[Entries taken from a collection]
____

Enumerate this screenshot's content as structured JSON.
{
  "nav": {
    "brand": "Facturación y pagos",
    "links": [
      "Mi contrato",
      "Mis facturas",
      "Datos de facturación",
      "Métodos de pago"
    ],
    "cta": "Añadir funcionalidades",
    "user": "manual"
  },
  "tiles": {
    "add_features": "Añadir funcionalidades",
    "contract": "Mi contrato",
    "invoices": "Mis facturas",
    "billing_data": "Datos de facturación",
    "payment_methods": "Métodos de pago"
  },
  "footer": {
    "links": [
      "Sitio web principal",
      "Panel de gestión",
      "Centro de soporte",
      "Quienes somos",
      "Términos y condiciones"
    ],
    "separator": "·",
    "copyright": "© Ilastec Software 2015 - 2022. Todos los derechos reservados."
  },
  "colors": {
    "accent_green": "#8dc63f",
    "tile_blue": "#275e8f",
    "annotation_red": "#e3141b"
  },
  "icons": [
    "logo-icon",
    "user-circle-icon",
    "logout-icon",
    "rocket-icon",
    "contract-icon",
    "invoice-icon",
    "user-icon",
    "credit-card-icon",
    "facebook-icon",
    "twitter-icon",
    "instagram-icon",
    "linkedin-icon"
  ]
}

____

▶ **WHAT THE TASK REQUIRES**: Would you give the material above again, complete and exact?

▶ **SOLUTION TO THE PROBLEM**:
Enumerate this screenshot's content as structured JSON.
{
  "nav": {
    "brand": "Facturación y pagos",
    "links": [
      "Mi contrato",
      "Mis facturas",
      "Datos de facturación",
      "Métodos de pago"
    ],
    "cta": "Añadir funcionalidades",
    "user": "manual"
  },
  "tiles": {
    "add_features": "Añadir funcionalidades",
    "contract": "Mi contrato",
    "invoices": "Mis facturas",
    "billing_data": "Datos de facturación",
    "payment_methods": "Métodos de pago"
  },
  "footer": {
    "links": [
      "Sitio web principal",
      "Panel de gestión",
      "Centro de soporte",
      "Quienes somos",
      "Términos y condiciones"
    ],
    "separator": "·",
    "copyright": "© Ilastec Software 2015 - 2022. Todos los derechos reservados."
  },
  "colors": {
    "accent_green": "#8dc63f",
    "tile_blue": "#275e8f",
    "annotation_red": "#e3141b"
  },
  "icons": [
    "logo-icon",
    "user-circle-icon",
    "logout-icon",
    "rocket-icon",
    "contract-icon",
    "invoice-icon",
    "user-icon",
    "credit-card-icon",
    "facebook-icon",
    "twitter-icon",
    "instagram-icon",
    "linkedin-icon"
  ]
}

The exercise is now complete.